### DIRECTIONS
Retype each record shown below, leaving every character as it is.
:::::
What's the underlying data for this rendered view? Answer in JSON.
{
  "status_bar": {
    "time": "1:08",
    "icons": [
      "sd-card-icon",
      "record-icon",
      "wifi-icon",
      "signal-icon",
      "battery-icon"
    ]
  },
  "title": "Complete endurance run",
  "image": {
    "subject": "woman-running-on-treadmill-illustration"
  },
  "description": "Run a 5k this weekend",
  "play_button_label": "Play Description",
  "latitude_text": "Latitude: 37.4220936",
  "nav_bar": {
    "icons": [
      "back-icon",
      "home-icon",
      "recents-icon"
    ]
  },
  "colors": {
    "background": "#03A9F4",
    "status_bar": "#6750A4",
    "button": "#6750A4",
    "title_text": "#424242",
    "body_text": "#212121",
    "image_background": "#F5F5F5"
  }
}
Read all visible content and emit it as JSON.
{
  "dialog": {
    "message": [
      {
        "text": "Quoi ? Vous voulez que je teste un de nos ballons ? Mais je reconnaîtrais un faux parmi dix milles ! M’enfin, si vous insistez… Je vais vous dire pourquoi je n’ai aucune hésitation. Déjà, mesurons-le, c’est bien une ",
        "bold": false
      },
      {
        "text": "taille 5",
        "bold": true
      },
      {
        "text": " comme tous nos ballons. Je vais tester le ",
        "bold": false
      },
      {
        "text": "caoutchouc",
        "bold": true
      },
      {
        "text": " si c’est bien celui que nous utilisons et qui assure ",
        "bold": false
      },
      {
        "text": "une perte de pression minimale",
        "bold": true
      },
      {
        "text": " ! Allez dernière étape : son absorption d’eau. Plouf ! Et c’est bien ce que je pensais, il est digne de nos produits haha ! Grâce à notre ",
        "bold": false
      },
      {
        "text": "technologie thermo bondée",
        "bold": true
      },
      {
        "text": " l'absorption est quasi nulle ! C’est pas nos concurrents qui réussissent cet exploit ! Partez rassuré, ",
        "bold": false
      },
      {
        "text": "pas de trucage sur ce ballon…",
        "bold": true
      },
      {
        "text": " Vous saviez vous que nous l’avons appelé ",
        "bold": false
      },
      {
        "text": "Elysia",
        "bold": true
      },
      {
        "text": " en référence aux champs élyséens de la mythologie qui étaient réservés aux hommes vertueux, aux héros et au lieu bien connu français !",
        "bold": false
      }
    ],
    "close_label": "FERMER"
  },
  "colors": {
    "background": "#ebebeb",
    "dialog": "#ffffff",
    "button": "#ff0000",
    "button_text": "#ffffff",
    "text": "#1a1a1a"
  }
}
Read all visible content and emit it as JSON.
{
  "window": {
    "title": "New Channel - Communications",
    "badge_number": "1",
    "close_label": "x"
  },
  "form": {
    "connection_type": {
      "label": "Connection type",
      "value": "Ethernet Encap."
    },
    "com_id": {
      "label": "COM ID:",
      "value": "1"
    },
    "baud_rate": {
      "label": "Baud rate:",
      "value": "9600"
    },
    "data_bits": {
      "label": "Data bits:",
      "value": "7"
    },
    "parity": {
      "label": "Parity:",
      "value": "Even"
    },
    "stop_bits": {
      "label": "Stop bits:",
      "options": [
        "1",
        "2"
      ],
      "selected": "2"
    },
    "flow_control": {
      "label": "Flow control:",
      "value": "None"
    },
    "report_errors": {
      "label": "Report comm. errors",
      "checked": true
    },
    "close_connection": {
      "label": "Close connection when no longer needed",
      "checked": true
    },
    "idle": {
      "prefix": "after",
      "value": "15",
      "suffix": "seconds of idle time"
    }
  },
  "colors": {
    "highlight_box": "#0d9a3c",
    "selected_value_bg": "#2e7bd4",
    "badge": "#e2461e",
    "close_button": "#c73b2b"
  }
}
:::::
### RESULT OF THIS EXERCISE
What's the underlying data for this rendered view? Answer in JSON.
{
  "status_bar": {
    "time": "1:08",
    "icons": [
      "sd-card-icon",
      "record-icon",
      "wifi-icon",
      "signal-icon",
      "battery-icon"
    ]
  },
  "title": "Complete endurance run",
  "image": {
    "subject": "woman-running-on-treadmill-illustration"
  },
  "description": "Run a 5k this weekend",
  "play_button_label": "Play Description",
  "latitude_text": "Latitude: 37.4220936",
  "nav_bar": {
    "icons": [
      "back-icon",
      "home-icon",
      "recents-icon"
    ]
  },
  "colors": {
    "background": "#03A9F4",
    "status_bar": "#6750A4",
    "button": "#6750A4",
    "title_text": "#424242",
    "body_text": "#212121",
    "image_background": "#F5F5F5"
  }
}
Read all visible content and emit it as JSON.
{
  "dialog": {
    "message": [
      {
        "text": "Quoi ? Vous voulez que je teste un de nos ballons ? Mais je reconnaîtrais un faux parmi dix milles ! M’enfin, si vous insistez… Je vais vous dire pourquoi je n’ai aucune hésitation. Déjà, mesurons-le, c’est bien une ",
        "bold": false
      },
      {
        "text": "taille 5",
        "bold": true
      },
      {
        "text": " comme tous nos ballons. Je vais tester le ",
        "bold": false
      },
      {
        "text": "caoutchouc",
        "bold": true
      },
      {
        "text": " si c’est bien celui que nous utilisons et qui assure ",
        "bold": false
      },
      {
        "text": "une perte de pression minimale",
        "bold": true
      },
      {
        "text": " ! Allez dernière étape : son absorption d’eau. Plouf ! Et c’est bien ce que je pensais, il est digne de nos produits haha ! Grâce à notre ",
        "bold": false
      },
      {
        "text": "technologie thermo bondée",
        "bold": true
      },
      {
        "text": " l'absorption est quasi nulle ! C’est pas nos concurrents qui réussissent cet exploit ! Partez rassuré, ",
        "bold": false
      },
      {
        "text": "pas de trucage sur ce ballon…",
        "bold": true
      },
      {
        "text": " Vous saviez vous que nous l’avons appelé ",
        "bold": false
      },
      {
        "text": "Elysia",
        "bold": true
      },
      {
        "text": " en référence aux champs élyséens de la mythologie qui étaient réservés aux hommes vertueux, aux héros et au lieu bien connu français !",
        "bold": false
      }
    ],
    "close_label": "FERMER"
  },
  "colors": {
    "background": "#ebebeb",
    "dialog": "#ffffff",
    "button": "#ff0000",
    "button_text": "#ffffff",
    "text": "#1a1a1a"
  }
}
Read all visible content and emit it as JSON.
{
  "window": {
    "title": "New Channel - Communications",
    "badge_number": "1",
    "close_label": "x"
  },
  "form": {
    "connection_type": {
      "label": "Connection type",
      "value": "Ethernet Encap."
    },
    "com_id": {
      "label": "COM ID:",
      "value": "1"
    },
    "baud_rate": {
      "label": "Baud rate:",
      "value": "9600"
    },
    "data_bits": {
      "label": "Data bits:",
      "value": "7"
    },
    "parity": {
      "label": "Parity:",
      "value": "Even"
    },
    "stop_bits": {
      "label": "Stop bits:",
      "options": [
        "1",
        "2"
      ],
      "selected": "2"
    },
    "flow_control": {
      "label": "Flow control:",
      "value": "None"
    },
    "report_errors": {
      "label": "Report comm. errors",
      "checked": true
    },
    "close_connection": {
      "label": "Close connection when no longer needed",
      "checked": true
    },
    "idle": {
      "prefix": "after",
      "value": "15",
      "suffix": "seconds of idle time"
    }
  },
  "colors": {
    "highlight_box": "#0d9a3c",
    "selected_value_bg": "#2e7bd4",
    "badge": "#e2461e",
    "close_button": "#c73b2b"
  }
}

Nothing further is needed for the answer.